* [RECORD EXCERPTS]
◆ ◆ ◆

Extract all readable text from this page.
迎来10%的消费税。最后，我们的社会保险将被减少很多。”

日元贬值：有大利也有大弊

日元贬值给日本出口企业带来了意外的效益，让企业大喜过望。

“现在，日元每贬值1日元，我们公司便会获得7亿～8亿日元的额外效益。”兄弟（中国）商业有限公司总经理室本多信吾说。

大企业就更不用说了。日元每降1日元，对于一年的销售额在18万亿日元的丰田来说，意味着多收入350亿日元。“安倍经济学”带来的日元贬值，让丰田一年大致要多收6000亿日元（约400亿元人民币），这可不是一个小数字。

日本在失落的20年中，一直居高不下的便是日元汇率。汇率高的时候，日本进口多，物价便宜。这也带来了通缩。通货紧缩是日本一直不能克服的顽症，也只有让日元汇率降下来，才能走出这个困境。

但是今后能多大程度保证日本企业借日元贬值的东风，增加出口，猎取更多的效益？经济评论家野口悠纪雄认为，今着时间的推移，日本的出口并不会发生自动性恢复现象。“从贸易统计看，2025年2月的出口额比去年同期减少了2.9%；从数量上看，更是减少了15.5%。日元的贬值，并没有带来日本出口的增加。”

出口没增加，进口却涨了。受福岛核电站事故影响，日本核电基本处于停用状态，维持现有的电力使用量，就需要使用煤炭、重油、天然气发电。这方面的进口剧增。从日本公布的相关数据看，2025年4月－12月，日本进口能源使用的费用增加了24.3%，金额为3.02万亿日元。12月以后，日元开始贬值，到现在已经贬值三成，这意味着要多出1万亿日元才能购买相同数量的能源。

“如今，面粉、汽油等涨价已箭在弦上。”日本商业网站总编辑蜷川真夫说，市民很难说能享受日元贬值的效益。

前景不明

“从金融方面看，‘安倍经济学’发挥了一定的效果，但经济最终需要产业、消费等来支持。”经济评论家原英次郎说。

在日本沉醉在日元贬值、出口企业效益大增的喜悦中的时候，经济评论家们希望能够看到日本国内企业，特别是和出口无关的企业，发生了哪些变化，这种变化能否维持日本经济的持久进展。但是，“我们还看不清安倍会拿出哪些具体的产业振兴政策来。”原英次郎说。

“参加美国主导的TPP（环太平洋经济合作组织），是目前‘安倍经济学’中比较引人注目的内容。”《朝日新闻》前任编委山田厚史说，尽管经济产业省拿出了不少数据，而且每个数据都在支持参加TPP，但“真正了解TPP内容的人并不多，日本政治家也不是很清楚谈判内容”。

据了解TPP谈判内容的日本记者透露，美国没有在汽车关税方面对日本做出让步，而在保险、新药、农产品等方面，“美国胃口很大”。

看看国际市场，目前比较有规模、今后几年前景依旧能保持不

◆ ◆ ◆

Transcribe the entire listing above precisely.

Extract all readable text from this page.
迎来10%的消费税。最后，我们的社会保险将被减少很多。”

日元贬值：有大利也有大弊

日元贬值给日本出口企业带来了意外的效益，让企业大喜过望。

“现在，日元每贬值1日元，我们公司便会获得7亿～8亿日元的额外效益。”兄弟（中国）商业有限公司总经理室本多信吾说。

大企业就更不用说了。日元每降1日元，对于一年的销售额在18万亿日元的丰田来说，意味着多收入350亿日元。“安倍经济学”带来的日元贬值，让丰田一年大致要多收6000亿日元（约400亿元人民币），这可不是一个小数字。

日本在失落的20年中，一直居高不下的便是日元汇率。汇率高的时候，日本进口多，物价便宜。这也带来了通缩。通货紧缩是日本一直不能克服的顽症，也只有让日元汇率降下来，才能走出这个困境。

但是今后能多大程度保证日本企业借日元贬值的东风，增加出口，猎取更多的效益？经济评论家野口悠纪雄认为，今着时间的推移，日本的出口并不会发生自动性恢复现象。“从贸易统计看，2025年2月的出口额比去年同期减少了2.9%；从数量上看，更是减少了15.5%。日元的贬值，并没有带来日本出口的增加。”

出口没增加，进口却涨了。受福岛核电站事故影响，日本核电基本处于停用状态，维持现有的电力使用量，就需要使用煤炭、重油、天然气发电。这方面的进口剧增。从日本公布的相关数据看，2025年4月－12月，日本进口能源使用的费用增加了24.3%，金额为3.02万亿日元。12月以后，日元开始贬值，到现在已经贬值三成，这意味着要多出1万亿日元才能购买相同数量的能源。

“如今，面粉、汽油等涨价已箭在弦上。”日本商业网站总编辑蜷川真夫说，市民很难说能享受日元贬值的效益。

前景不明

“从金融方面看，‘安倍经济学’发挥了一定的效果，但经济最终需要产业、消费等来支持。”经济评论家原英次郎说。

在日本沉醉在日元贬值、出口企业效益大增的喜悦中的时候，经济评论家们希望能够看到日本国内企业，特别是和出口无关的企业，发生了哪些变化，这种变化能否维持日本经济的持久进展。但是，“我们还看不清安倍会拿出哪些具体的产业振兴政策来。”原英次郎说。

“参加美国主导的TPP（环太平洋经济合作组织），是目前‘安倍经济学’中比较引人注目的内容。”《朝日新闻》前任编委山田厚史说，尽管经济产业省拿出了不少数据，而且每个数据都在支持参加TPP，但“真正了解TPP内容的人并不多，日本政治家也不是很清楚谈判内容”。

据了解TPP谈判内容的日本记者透露，美国没有在汽车关税方面对日本做出让步，而在保险、新药、农产品等方面，“美国胃口很大”。

看看国际市场，目前比较有规模、今后几年前景依旧能保持不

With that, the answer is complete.